[Layout dataset rows]
================================
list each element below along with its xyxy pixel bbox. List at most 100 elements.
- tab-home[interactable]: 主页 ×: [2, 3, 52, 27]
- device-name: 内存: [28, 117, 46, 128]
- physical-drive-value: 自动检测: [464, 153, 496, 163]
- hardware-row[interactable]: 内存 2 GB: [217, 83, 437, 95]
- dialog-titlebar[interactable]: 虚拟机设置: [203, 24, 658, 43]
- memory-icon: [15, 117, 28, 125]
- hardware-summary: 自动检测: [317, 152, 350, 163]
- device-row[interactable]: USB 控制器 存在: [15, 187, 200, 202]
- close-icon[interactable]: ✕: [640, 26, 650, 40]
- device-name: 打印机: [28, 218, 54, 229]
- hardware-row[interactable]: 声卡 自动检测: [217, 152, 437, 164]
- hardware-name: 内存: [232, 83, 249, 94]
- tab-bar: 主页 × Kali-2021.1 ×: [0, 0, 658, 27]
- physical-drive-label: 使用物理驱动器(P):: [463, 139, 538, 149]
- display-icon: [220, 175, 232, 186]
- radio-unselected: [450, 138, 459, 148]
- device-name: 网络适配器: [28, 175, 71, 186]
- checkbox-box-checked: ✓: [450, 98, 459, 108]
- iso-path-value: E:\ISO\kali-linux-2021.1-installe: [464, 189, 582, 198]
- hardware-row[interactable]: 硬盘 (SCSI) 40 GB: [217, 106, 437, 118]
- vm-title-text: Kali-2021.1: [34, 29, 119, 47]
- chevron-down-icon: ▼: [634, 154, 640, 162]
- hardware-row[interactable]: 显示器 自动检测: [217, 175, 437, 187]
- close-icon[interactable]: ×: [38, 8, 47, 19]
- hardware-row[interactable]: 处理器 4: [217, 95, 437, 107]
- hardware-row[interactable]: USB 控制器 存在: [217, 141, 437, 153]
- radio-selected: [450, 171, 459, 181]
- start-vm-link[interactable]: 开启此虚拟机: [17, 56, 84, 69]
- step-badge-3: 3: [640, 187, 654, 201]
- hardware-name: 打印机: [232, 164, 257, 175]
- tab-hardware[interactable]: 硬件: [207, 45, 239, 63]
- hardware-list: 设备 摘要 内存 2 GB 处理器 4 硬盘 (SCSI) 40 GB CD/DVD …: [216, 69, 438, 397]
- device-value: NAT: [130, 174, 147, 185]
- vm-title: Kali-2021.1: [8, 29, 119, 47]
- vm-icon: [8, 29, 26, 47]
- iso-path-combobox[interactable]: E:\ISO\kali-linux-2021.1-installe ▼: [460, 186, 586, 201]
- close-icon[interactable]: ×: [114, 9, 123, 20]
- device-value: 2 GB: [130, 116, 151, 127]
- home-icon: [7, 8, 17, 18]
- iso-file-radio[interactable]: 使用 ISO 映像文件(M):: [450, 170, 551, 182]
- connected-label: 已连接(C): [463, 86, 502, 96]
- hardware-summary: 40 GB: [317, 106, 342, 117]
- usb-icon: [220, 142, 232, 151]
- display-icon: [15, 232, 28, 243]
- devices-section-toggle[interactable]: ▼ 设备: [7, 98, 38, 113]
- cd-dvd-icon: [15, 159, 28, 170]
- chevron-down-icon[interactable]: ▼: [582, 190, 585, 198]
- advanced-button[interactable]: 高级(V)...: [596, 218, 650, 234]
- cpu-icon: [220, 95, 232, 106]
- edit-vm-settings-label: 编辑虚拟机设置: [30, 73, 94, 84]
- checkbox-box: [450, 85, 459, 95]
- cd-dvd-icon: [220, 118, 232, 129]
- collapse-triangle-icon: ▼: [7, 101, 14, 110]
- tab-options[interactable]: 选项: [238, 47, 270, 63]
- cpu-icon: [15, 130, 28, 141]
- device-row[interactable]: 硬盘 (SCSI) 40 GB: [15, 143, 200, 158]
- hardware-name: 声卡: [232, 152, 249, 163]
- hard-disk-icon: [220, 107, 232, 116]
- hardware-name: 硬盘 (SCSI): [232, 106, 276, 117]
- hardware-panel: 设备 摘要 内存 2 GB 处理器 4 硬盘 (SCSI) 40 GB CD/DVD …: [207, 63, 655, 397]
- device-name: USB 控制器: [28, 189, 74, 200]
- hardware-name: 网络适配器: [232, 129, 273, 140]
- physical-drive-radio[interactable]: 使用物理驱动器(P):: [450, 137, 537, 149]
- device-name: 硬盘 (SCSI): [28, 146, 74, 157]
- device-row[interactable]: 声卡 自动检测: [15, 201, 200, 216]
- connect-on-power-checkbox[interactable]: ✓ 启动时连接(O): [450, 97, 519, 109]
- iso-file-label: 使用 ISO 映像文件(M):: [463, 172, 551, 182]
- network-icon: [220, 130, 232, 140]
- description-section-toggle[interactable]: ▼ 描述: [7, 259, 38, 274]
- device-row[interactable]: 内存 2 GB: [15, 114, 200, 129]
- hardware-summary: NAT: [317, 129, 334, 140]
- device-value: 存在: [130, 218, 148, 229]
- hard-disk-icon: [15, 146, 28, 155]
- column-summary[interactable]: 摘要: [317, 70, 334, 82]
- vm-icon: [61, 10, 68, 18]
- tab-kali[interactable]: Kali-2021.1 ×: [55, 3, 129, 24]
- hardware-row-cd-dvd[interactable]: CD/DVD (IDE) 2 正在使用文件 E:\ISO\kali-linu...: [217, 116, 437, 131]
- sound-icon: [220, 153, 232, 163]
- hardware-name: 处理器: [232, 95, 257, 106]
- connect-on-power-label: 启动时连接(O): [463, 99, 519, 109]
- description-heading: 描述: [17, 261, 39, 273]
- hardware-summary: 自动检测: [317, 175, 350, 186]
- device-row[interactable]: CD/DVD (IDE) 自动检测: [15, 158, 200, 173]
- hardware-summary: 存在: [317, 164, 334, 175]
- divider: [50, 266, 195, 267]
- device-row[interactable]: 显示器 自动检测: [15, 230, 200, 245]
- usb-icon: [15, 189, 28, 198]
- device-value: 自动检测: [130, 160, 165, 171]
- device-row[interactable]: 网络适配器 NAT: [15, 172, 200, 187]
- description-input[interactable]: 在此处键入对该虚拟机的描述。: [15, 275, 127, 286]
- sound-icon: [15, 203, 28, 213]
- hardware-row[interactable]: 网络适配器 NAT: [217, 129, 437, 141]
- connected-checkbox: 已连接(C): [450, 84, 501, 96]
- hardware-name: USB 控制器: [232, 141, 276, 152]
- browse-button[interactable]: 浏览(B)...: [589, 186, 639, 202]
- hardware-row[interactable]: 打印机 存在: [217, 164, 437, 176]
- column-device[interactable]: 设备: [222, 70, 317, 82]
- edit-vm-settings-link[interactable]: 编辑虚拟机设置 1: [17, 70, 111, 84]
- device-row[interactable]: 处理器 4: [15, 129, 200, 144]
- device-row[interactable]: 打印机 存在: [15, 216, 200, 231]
================================
▶ [Problem statement]:
Can you give the rows from the very first line through the line containing "- hardware-row[interactable]: 内存", inclusive, with "device-name" replaced by "device-label" and nothing else altered? Return only those lines.

▶ [Reply]:
list each element below along with its xyxy pixel bbox. List at most 100 elements.
- tab-home[interactable]: 主页 ×: [2, 3, 52, 27]
- device-label: 内存: [28, 117, 46, 128]
- physical-drive-value: 自动检测: [464, 153, 496, 163]
- hardware-row[interactable]: 内存 2 GB: [217, 83, 437, 95]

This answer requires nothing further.